EXERCISE OBJECTIVE
Select and copy out every line in the records containing "Шлюзовой".

PROVIDED ENTRIES
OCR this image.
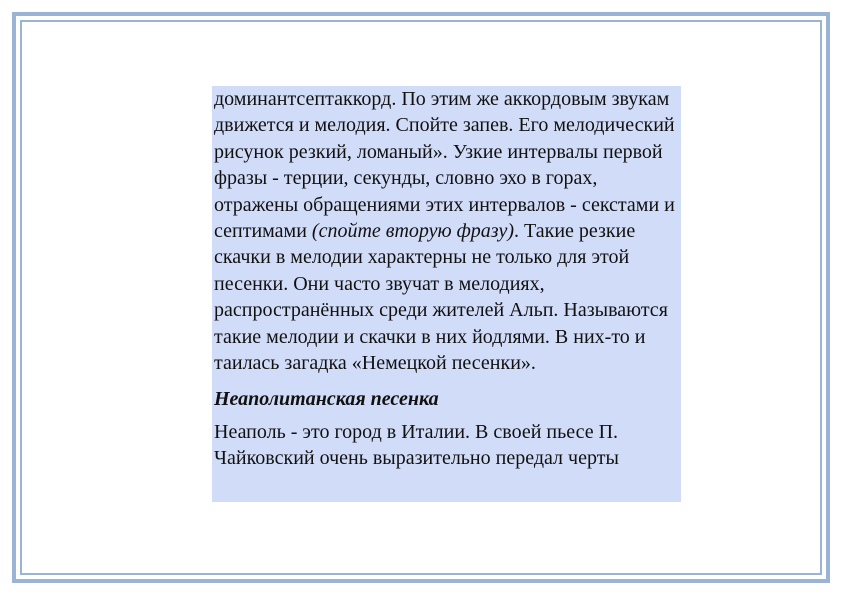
доминантсептаккорд. По этим же аккордовым звукам движется и мелодия. Спойте запев. Его мелодический рисунок резкий, ломаный». Узкие интервалы первой фразы - терции, секунды, словно эхо в горах, отражены обращениями этих интервалов - секстами и септимами (спойте вторую фразу). Такие резкие скачки в мелодии характерны не только для этой песенки. Они часто звучат в мелодиях, распространённых среди жителей Альп. Называются такие мелодии и скачки в них йодлями. В них-то и таилась загадка «Немецкой песенки».

Неаполитанская песенка

Неаполь - это город в Италии. В своей пьесе П. Чайковский очень выразительно передал черты
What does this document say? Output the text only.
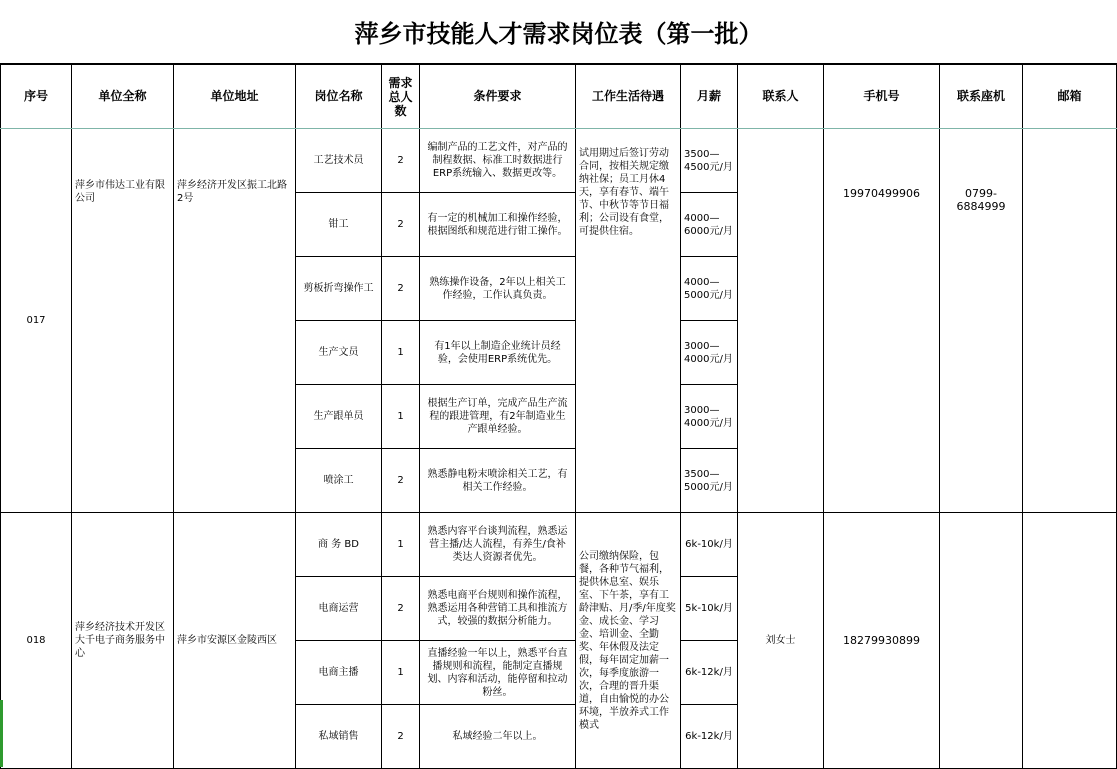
萍乡市技能人才需求岗位表（第一批）
序号	单位全称	单位地址	岗位名称	需求总人数	条件要求	工作生活待遇	月薪	联系人	手机号	联系座机	邮箱
017	萍乡市伟达工业有限公司	萍乡经济开发区振工北路2号	工艺技术员	2	编制产品的工艺文件，对产品的制程数据、标准工时数据进行ERP系统输入、数据更改等。	试用期过后签订劳动合同，按相关规定缴纳社保；员工月休4天，享有春节、端午节、中秋节等节日福利；公司设有食堂，可提供住宿。	3500—4500元/月		19970499906	0799-6884999	
			钳工	2	有一定的机械加工和操作经验，根据图纸和规范进行钳工操作。		4000—6000元/月				
			剪板折弯操作工	2	熟练操作设备，2年以上相关工作经验，工作认真负责。		4000—5000元/月				
			生产文员	1	有1年以上制造企业统计员经验，会使用ERP系统优先。		3000—4000元/月				
			生产跟单员	1	根据生产订单，完成产品生产流程的跟进管理，有2年制造业生产跟单经验。		3000—4000元/月				
			喷涂工	2	熟悉静电粉末喷涂相关工艺，有相关工作经验。		3500—5000元/月				
018	萍乡经济技术开发区大千电子商务服务中心	萍乡市安源区金陵西区	商 务 BD	1	熟悉内容平台谈判流程，熟悉运营主播/达人流程，有养生/食补类达人资源者优先。	公司缴纳保险，包餐，各种节气福利，提供休息室、娱乐室、下午茶，享有工龄津贴、月/季/年度奖金、成长金、学习金、培训金、全勤奖、年休假及法定假，每年固定加薪一次，每季度旅游一次，合理的晋升渠道，自由愉悦的办公环境，半放养式工作模式	6k-10k/月	刘女士	18279930899		
			电商运营	2	熟悉电商平台规则和操作流程，熟悉运用各种营销工具和推流方式，较强的数据分析能力。		5k-10k/月				
			电商主播	1	直播经验一年以上，熟悉平台直播规则和流程，能制定直播规划、内容和活动，能停留和拉动粉丝。		6k-12k/月				
			私域销售	2	私域经验二年以上。		6k-12k/月				
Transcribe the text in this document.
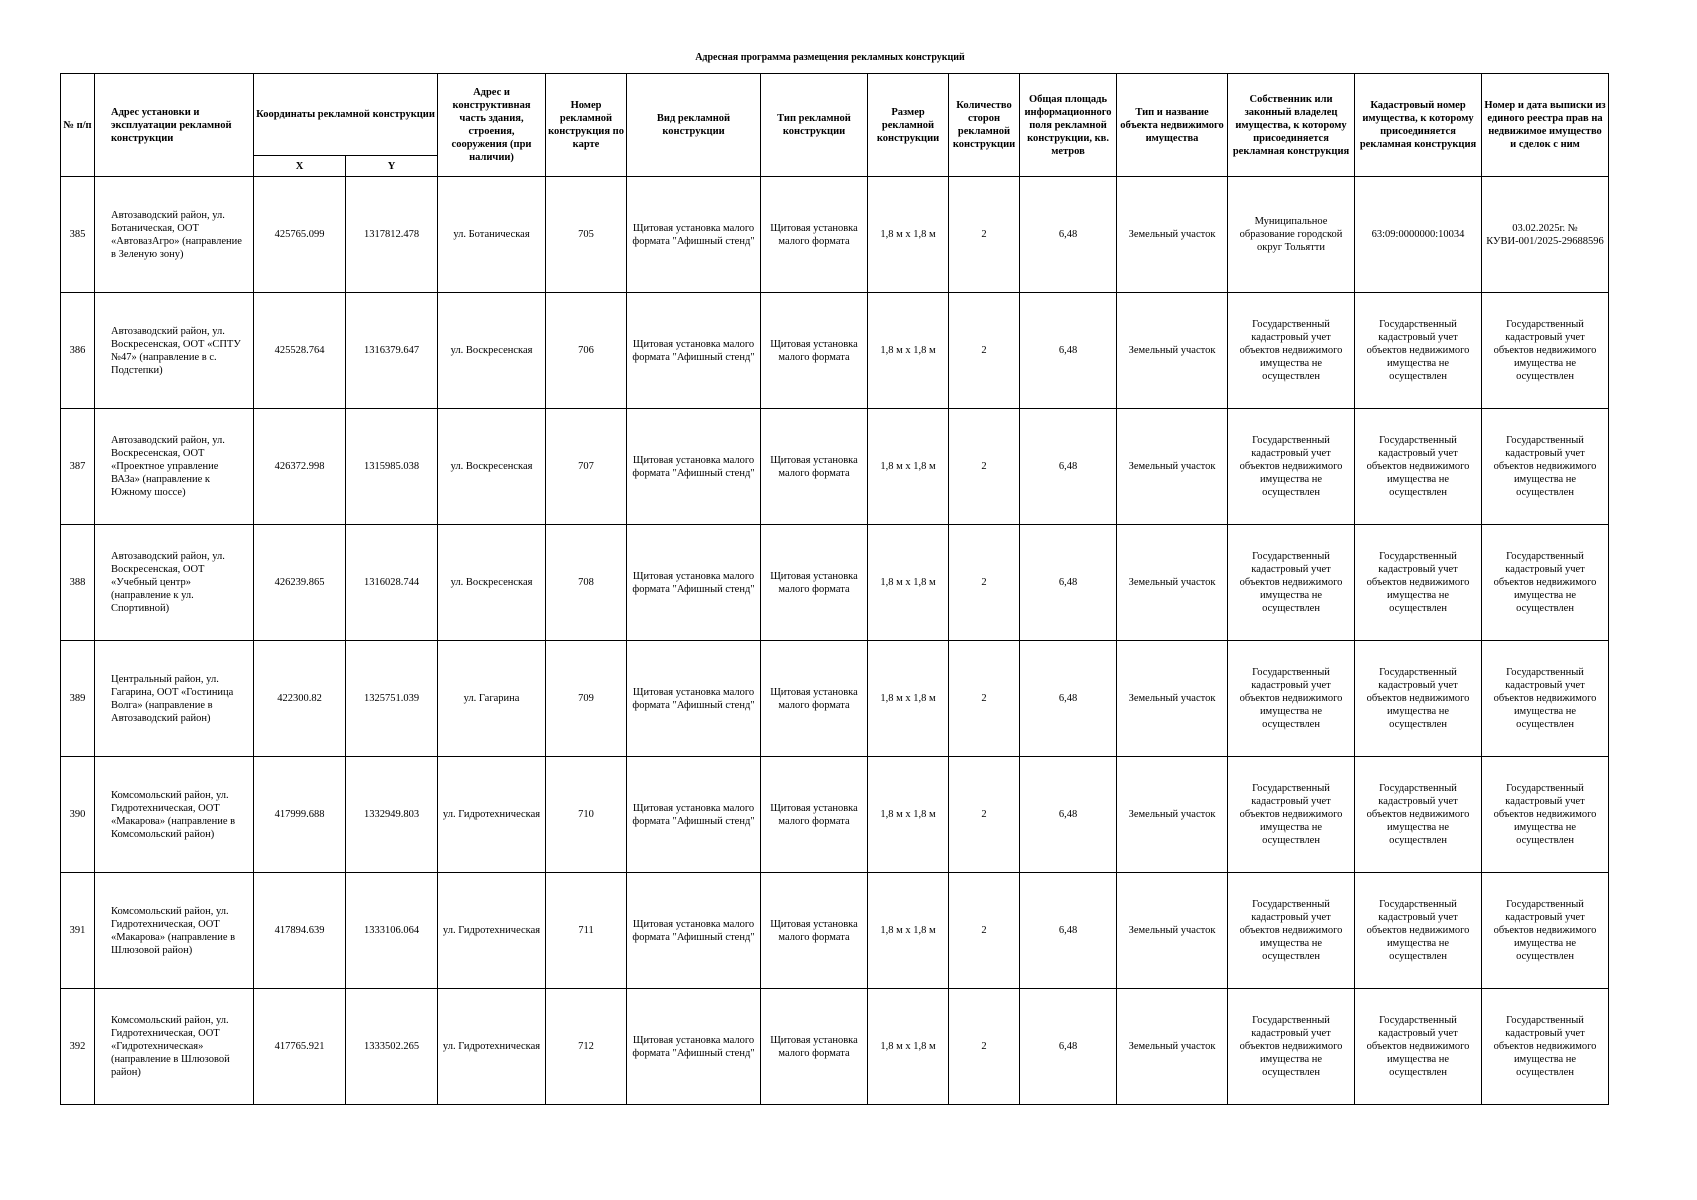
Адресная программа размещения рекламных конструкций
№ п/п	Адрес установки и эксплуатации рекламной конструкции	Координаты рекламной конструкции		Адрес и конструктивная часть здания, строения, сооружения (при наличии)	Номер рекламной конструкция по карте	Вид рекламной конструкции	Тип рекламной конструкции	Размер рекламной конструкции	Количество сторон рекламной конструкции	Общая площадь информационного поля рекламной конструкции, кв. метров	Тип и название объекта недвижимого имущества	Собственник или законный владелец имущества, к которому присоединяется рекламная конструкция	Кадастровый номер имущества, к которому присоединяется рекламная конструкция	Номер и дата выписки из единого реестра прав на недвижимое имущество и сделок с ним
		X	Y											
385	Автозаводский район, ул. Ботаническая, ООТ «АвтовазАгро» (направление в Зеленую зону)	425765.099	1317812.478	ул. Ботаническая	705	Щитовая установка малого формата "Афишный стенд"	Щитовая установка малого формата	1,8 м х 1,8 м	2	6,48	Земельный участок	Муниципальное образование городской округ Тольятти	63:09:0000000:10034	03.02.2025г. № КУВИ-001/2025-29688596
386	Автозаводский район, ул. Воскресенская, ООТ «СПТУ №47» (направление в с. Подстепки)	425528.764	1316379.647	ул. Воскресенская	706	Щитовая установка малого формата "Афишный стенд"	Щитовая установка малого формата	1,8 м х 1,8 м	2	6,48	Земельный участок	Государственный кадастровый учет объектов недвижимого имущества не осуществлен	Государственный кадастровый учет объектов недвижимого имущества не осуществлен	Государственный кадастровый учет объектов недвижимого имущества не осуществлен
387	Автозаводский район, ул. Воскресенская, ООТ «Проектное управление ВАЗа» (направление к Южному шоссе)	426372.998	1315985.038	ул. Воскресенская	707	Щитовая установка малого формата "Афишный стенд"	Щитовая установка малого формата	1,8 м х 1,8 м	2	6,48	Земельный участок	Государственный кадастровый учет объектов недвижимого имущества не осуществлен	Государственный кадастровый учет объектов недвижимого имущества не осуществлен	Государственный кадастровый учет объектов недвижимого имущества не осуществлен
388	Автозаводский район, ул. Воскресенская, ООТ «Учебный центр» (направление к ул. Спортивной)	426239.865	1316028.744	ул. Воскресенская	708	Щитовая установка малого формата "Афишный стенд"	Щитовая установка малого формата	1,8 м х 1,8 м	2	6,48	Земельный участок	Государственный кадастровый учет объектов недвижимого имущества не осуществлен	Государственный кадастровый учет объектов недвижимого имущества не осуществлен	Государственный кадастровый учет объектов недвижимого имущества не осуществлен
389	Центральный район, ул. Гагарина, ООТ «Гостиница Волга» (направление в Автозаводский район)	422300.82	1325751.039	ул. Гагарина	709	Щитовая установка малого формата "Афишный стенд"	Щитовая установка малого формата	1,8 м х 1,8 м	2	6,48	Земельный участок	Государственный кадастровый учет объектов недвижимого имущества не осуществлен	Государственный кадастровый учет объектов недвижимого имущества не осуществлен	Государственный кадастровый учет объектов недвижимого имущества не осуществлен
390	Комсомольский район, ул. Гидротехническая, ООТ «Макарова» (направление в Комсомольский район)	417999.688	1332949.803	ул. Гидротехническая	710	Щитовая установка малого формата "Афишный стенд"	Щитовая установка малого формата	1,8 м х 1,8 м	2	6,48	Земельный участок	Государственный кадастровый учет объектов недвижимого имущества не осуществлен	Государственный кадастровый учет объектов недвижимого имущества не осуществлен	Государственный кадастровый учет объектов недвижимого имущества не осуществлен
391	Комсомольский район, ул. Гидротехническая, ООТ «Макарова» (направление в Шлюзовой район)	417894.639	1333106.064	ул. Гидротехническая	711	Щитовая установка малого формата "Афишный стенд"	Щитовая установка малого формата	1,8 м х 1,8 м	2	6,48	Земельный участок	Государственный кадастровый учет объектов недвижимого имущества не осуществлен	Государственный кадастровый учет объектов недвижимого имущества не осуществлен	Государственный кадастровый учет объектов недвижимого имущества не осуществлен
392	Комсомольский район, ул. Гидротехническая, ООТ «Гидротехническая» (направление в Шлюзовой район)	417765.921	1333502.265	ул. Гидротехническая	712	Щитовая установка малого формата "Афишный стенд"	Щитовая установка малого формата	1,8 м х 1,8 м	2	6,48	Земельный участок	Государственный кадастровый учет объектов недвижимого имущества не осуществлен	Государственный кадастровый учет объектов недвижимого имущества не осуществлен	Государственный кадастровый учет объектов недвижимого имущества не осуществлен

FINAL RESULT
391	Комсомольский район, ул. Гидротехническая, ООТ «Макарова» (направление в Шлюзовой район)	417894.639	1333106.064	ул. Гидротехническая	711	Щитовая установка малого формата "Афишный стенд"	Щитовая установка малого формата	1,8 м х 1,8 м	2	6,48	Земельный участок	Государственный кадастровый учет объектов недвижимого имущества не осуществлен	Государственный кадастровый учет объектов недвижимого имущества не осуществлен	Государственный кадастровый учет объектов недвижимого имущества не осуществлен
392	Комсомольский район, ул. Гидротехническая, ООТ «Гидротехническая» (направление в Шлюзовой район)	417765.921	1333502.265	ул. Гидротехническая	712	Щитовая установка малого формата "Афишный стенд"	Щитовая установка малого формата	1,8 м х 1,8 м	2	6,48	Земельный участок	Государственный кадастровый учет объектов недвижимого имущества не осуществлен	Государственный кадастровый учет объектов недвижимого имущества не осуществлен	Государственный кадастровый учет объектов недвижимого имущества не осуществлен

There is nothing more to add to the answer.